#### [INFORMATION SUPPLIED]
------------------------
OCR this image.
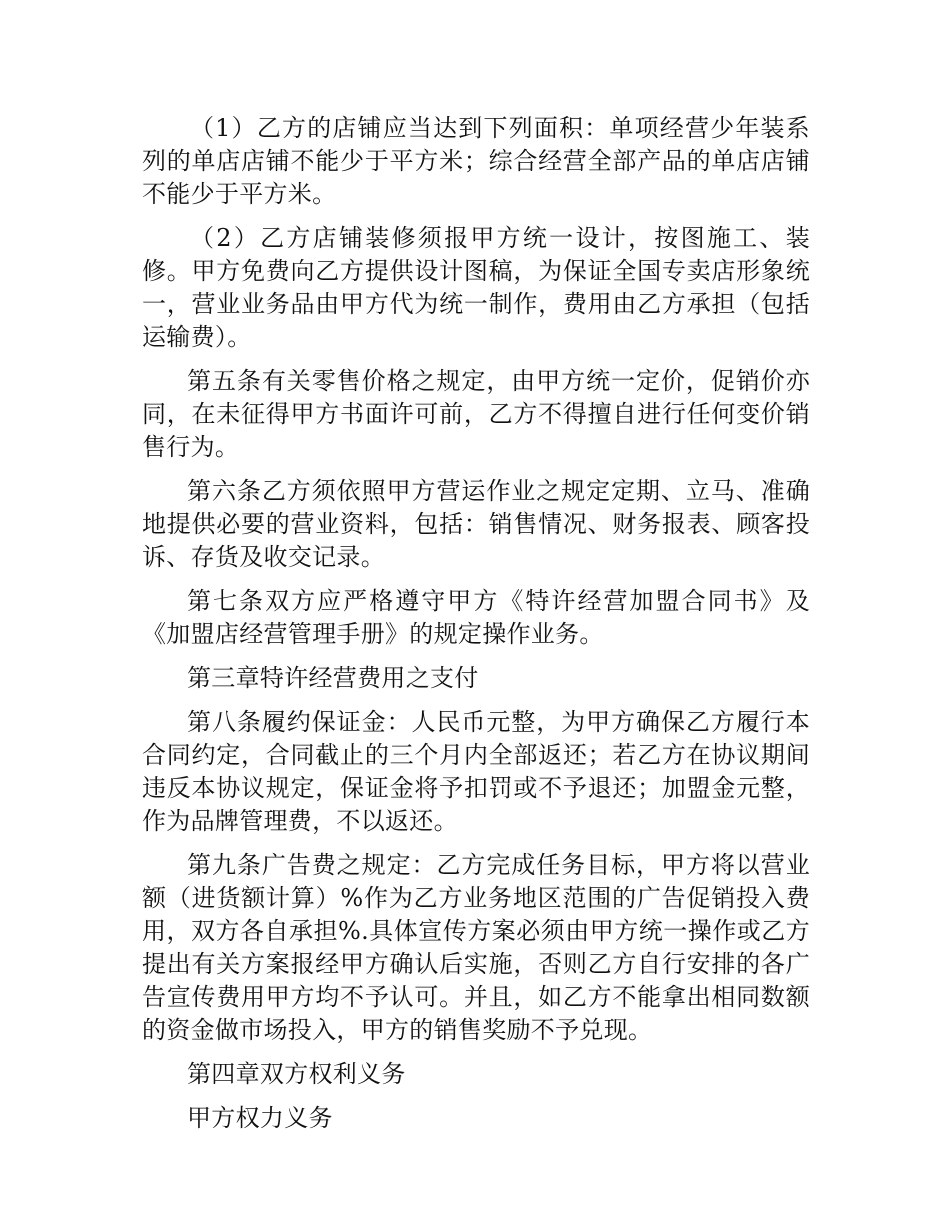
（1）乙方的店铺应当达到下列面积：单项经营少年装系列的单店店铺不能少于平方米；综合经营全部产品的单店店铺不能少于平方米。

（2）乙方店铺装修须报甲方统一设计，按图施工、装修。甲方免费向乙方提供设计图稿，为保证全国专卖店形象统一，营业业务品由甲方代为统一制作，费用由乙方承担（包括运输费）。

第五条有关零售价格之规定，由甲方统一定价，促销价亦同，在未征得甲方书面许可前，乙方不得擅自进行任何变价销售行为。

第六条乙方须依照甲方营运作业之规定定期、立马、准确地提供必要的营业资料，包括：销售情况、财务报表、顾客投诉、存货及收交记录。

第七条双方应严格遵守甲方《特许经营加盟合同书》及《加盟店经营管理手册》的规定操作业务。

第三章特许经营费用之支付

第八条履约保证金：人民币元整，为甲方确保乙方履行本合同约定，合同截止的三个月内全部返还；若乙方在协议期间违反本协议规定，保证金将予扣罚或不予退还；加盟金元整，作为品牌管理费，不以返还。

第九条广告费之规定：乙方完成任务目标，甲方将以营业额（进货额计算）%作为乙方业务地区范围的广告促销投入费用，双方各自承担%.具体宣传方案必须由甲方统一操作或乙方提出有关方案报经甲方确认后实施，否则乙方自行安排的各广告宣传费用甲方均不予认可。并且，如乙方不能拿出相同数额的资金做市场投入，甲方的销售奖励不予兑现。

第四章双方权利义务

甲方权力义务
------------------------
#### [TASK]
Replicate the material above verbatim; images stay out of the copy.

#### [RESPONSE BELOW]
OCR this image.
（1）乙方的店铺应当达到下列面积：单项经营少年装系列的单店店铺不能少于平方米；综合经营全部产品的单店店铺不能少于平方米。

（2）乙方店铺装修须报甲方统一设计，按图施工、装修。甲方免费向乙方提供设计图稿，为保证全国专卖店形象统一，营业业务品由甲方代为统一制作，费用由乙方承担（包括运输费）。

第五条有关零售价格之规定，由甲方统一定价，促销价亦同，在未征得甲方书面许可前，乙方不得擅自进行任何变价销售行为。

第六条乙方须依照甲方营运作业之规定定期、立马、准确地提供必要的营业资料，包括：销售情况、财务报表、顾客投诉、存货及收交记录。

第七条双方应严格遵守甲方《特许经营加盟合同书》及《加盟店经营管理手册》的规定操作业务。

第三章特许经营费用之支付

第八条履约保证金：人民币元整，为甲方确保乙方履行本合同约定，合同截止的三个月内全部返还；若乙方在协议期间违反本协议规定，保证金将予扣罚或不予退还；加盟金元整，作为品牌管理费，不以返还。

第九条广告费之规定：乙方完成任务目标，甲方将以营业额（进货额计算）%作为乙方业务地区范围的广告促销投入费用，双方各自承担%.具体宣传方案必须由甲方统一操作或乙方提出有关方案报经甲方确认后实施，否则乙方自行安排的各广告宣传费用甲方均不予认可。并且，如乙方不能拿出相同数额的资金做市场投入，甲方的销售奖励不予兑现。

第四章双方权利义务

甲方权力义务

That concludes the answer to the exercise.